OK, so I’ve been obsessed with search even before there was
the Internet. I tried every indexing and file tracking program I could find
from the long-departed Lotus Magellan to Zoom. Maybe because I wasn’t terribly
organized, those early search products helped me find long lost email addresses
and phone numbers. So I could hardly say no when Vivísimo CEO Raul Valdes-Perez
invited me to join him for coffee at a Starbuck’s in Lower
Manhattan.
Mr. Valdes-Perez, a native of Cuba, runs his seven-year-old
startup from Pittsburgh, PA within sight of Carnegie-Mellon University, one of
the premier centers of computer science research in the U.S. (yes, Virginia,
there is such a thing outside of California).
His company is in the emerging field of enterprise search,
which focuses on helping companies dig out nuggets of useful information from
the steaming pile of corporate data every organization seems to accumulate.
Unless you’ve been hidden under that same steaming pile for
the last few years, you know about desktop search programs like Google Desktop,
Yahoo Search, Exalead and X1.com that chug through your PC to index everything
and subsequently find the information you need in a flash.

* **PROVIDED MATERIAL**

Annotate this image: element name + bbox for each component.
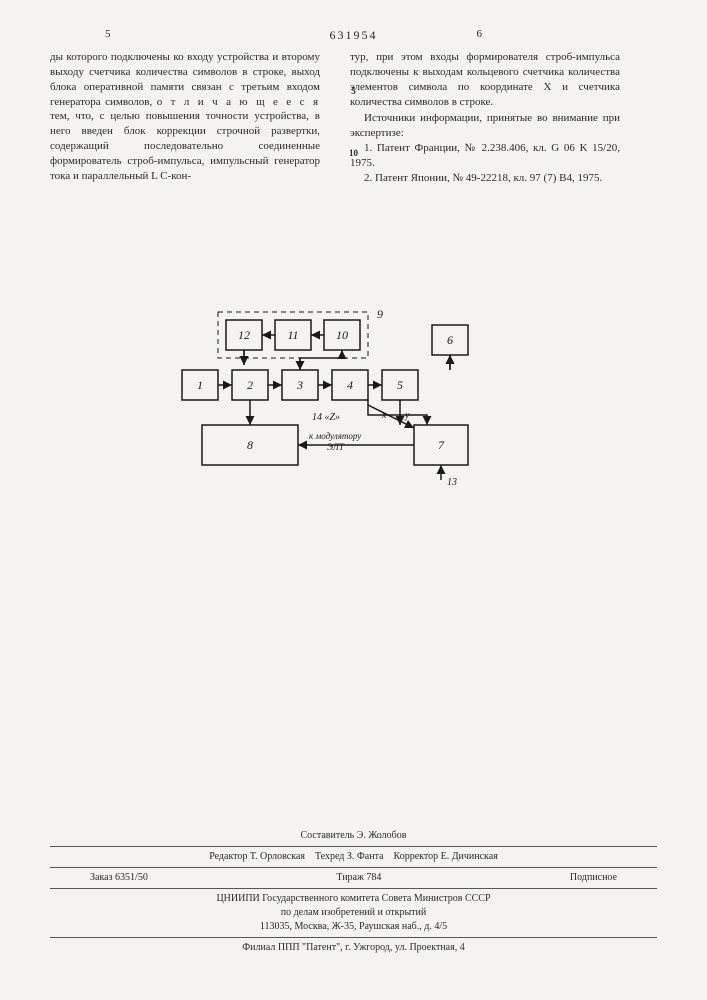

* **TASK DETAILS**
Transcribe the entire piece about search software and Vivísimo word for word, keeping its spelling and punctuation unchanged.

* **OUTPUT**
OK, so I’ve been obsessed with search even before there was
the Internet. I tried every indexing and file tracking program I could find
from the long-departed Lotus Magellan to Zoom. Maybe because I wasn’t terribly
organized, those early search products helped me find long lost email addresses
and phone numbers. So I could hardly say no when Vivísimo CEO Raul Valdes-Perez
invited me to join him for coffee at a Starbuck’s in Lower
Manhattan.
Mr. Valdes-Perez, a native of Cuba, runs his seven-year-old
startup from Pittsburgh, PA within sight of Carnegie-Mellon University, one of
the premier centers of computer science research in the U.S. (yes, Virginia,
there is such a thing outside of California).
His company is in the emerging field of enterprise search,
which focuses on helping companies dig out nuggets of useful information from
the steaming pile of corporate data every organization seems to accumulate.
Unless you’ve been hidden under that same steaming pile for
the last few years, you know about desktop search programs like Google Desktop,
Yahoo Search, Exalead and X1.com that chug through your PC to index everything
and subsequently find the information you need in a flash.